TASK OBJECTIVE — Please convert the part of the rows that begins with the line containing "contour-label: 5500.0 — [313, 172, 350, 186]" and ends with the line containing "colorbar-tick-label: 270 — [570, 50, 594, 66]" into a numbered list, with both of those lines included and any blank lines left out.

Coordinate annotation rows

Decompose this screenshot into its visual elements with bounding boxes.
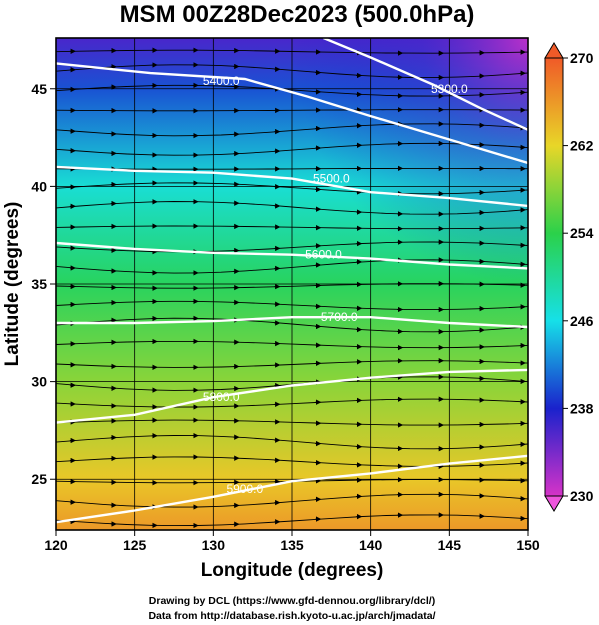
contour-label: 5500.0 — [313, 172, 350, 186]
x-tick-label: 120 — [44, 537, 68, 553]
colorbar-tick-label: 262 — [570, 138, 594, 154]
height-contours: 5300.0 5400.0 5500.0 5600.0 5700.0 5800.0 5900… — [56, 38, 528, 524]
y-axis: 25 30 35 40 45 — [31, 81, 56, 487]
colorbar-bottom-cap — [544, 495, 564, 512]
chart-title: MSM 00Z28Dec2023 (500.0hPa) — [120, 1, 475, 28]
y-axis-label: Latitude (degrees) — [2, 202, 23, 367]
x-tick-label: 125 — [123, 537, 147, 553]
contour-label: 5400.0 — [203, 74, 240, 88]
contour-line — [56, 368, 528, 424]
contour-label: 5600.0 — [305, 248, 342, 262]
colorbar-tick-label: 270 — [570, 50, 594, 66]
colorbar-scale — [544, 57, 564, 497]
x-tick-label: 135 — [280, 537, 304, 553]
credit-line-2: Data from http://database.rish.kyoto-u.a… — [148, 610, 435, 622]
colorbar-tick-label: 254 — [570, 225, 594, 241]
contour-line — [56, 454, 528, 524]
gridlines — [56, 38, 528, 530]
x-tick-label: 145 — [438, 537, 462, 553]
contour-label: 5700.0 — [321, 310, 358, 324]
y-tick-label: 40 — [31, 178, 47, 194]
contour-label: 5800.0 — [203, 390, 240, 404]
y-tick-label: 25 — [31, 471, 47, 487]
y-tick-label: 35 — [31, 276, 47, 292]
colorbar: 230 238 246 254 262 270 — [544, 42, 594, 512]
contour-label: 5900.0 — [226, 482, 263, 496]
contour-line — [323, 38, 528, 131]
plot-area: 5300.0 5400.0 5500.0 5600.0 5700.0 5800.0 5900… — [55, 37, 529, 531]
colorbar-tick-label: 230 — [570, 488, 594, 504]
y-tick-label: 30 — [31, 374, 47, 390]
x-tick-label: 130 — [202, 537, 226, 553]
x-axis: 120 125 130 135 140 145 150 — [44, 530, 540, 553]
y-tick-label: 45 — [31, 81, 47, 97]
colorbar-tick-label: 238 — [570, 400, 594, 416]
contour-line — [56, 62, 528, 165]
x-tick-label: 150 — [516, 537, 540, 553]
credit-line-1: Drawing by DCL (https://www.gfd-dennou.o… — [149, 595, 435, 607]
contour-label: 5300.0 — [431, 82, 468, 96]
colorbar-tick-label: 246 — [570, 313, 594, 329]
x-axis-label: Longitude (degrees) — [201, 560, 384, 581]
contour-line — [56, 165, 528, 208]
contour-line — [56, 316, 528, 329]
contour-line — [56, 241, 528, 270]
x-tick-label: 140 — [359, 537, 383, 553]
colorbar-top-cap — [544, 42, 564, 59]
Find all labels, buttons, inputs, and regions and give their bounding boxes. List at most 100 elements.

SOLUTION BELOW —
1. contour-label: 5500.0 — [313, 172, 350, 186]
2. x-tick-label: 120 — [44, 537, 68, 553]
3. colorbar-tick-label: 262 — [570, 138, 594, 154]
4. height-contours: 5300.0 5400.0 5500.0 5600.0 5700.0 5800.0 5900… — [56, 38, 528, 524]
5. y-axis: 25 30 35 40 45 — [31, 81, 56, 487]
6. colorbar-bottom-cap — [544, 495, 564, 512]
7. chart-title: MSM 00Z28Dec2023 (500.0hPa) — [120, 1, 475, 28]
8. y-axis-label: Latitude (degrees) — [2, 202, 23, 367]
9. x-tick-label: 125 — [123, 537, 147, 553]
10. contour-label: 5400.0 — [203, 74, 240, 88]
11. contour-line — [56, 368, 528, 424]
12. contour-label: 5600.0 — [305, 248, 342, 262]
13. colorbar-tick-label: 270 — [570, 50, 594, 66]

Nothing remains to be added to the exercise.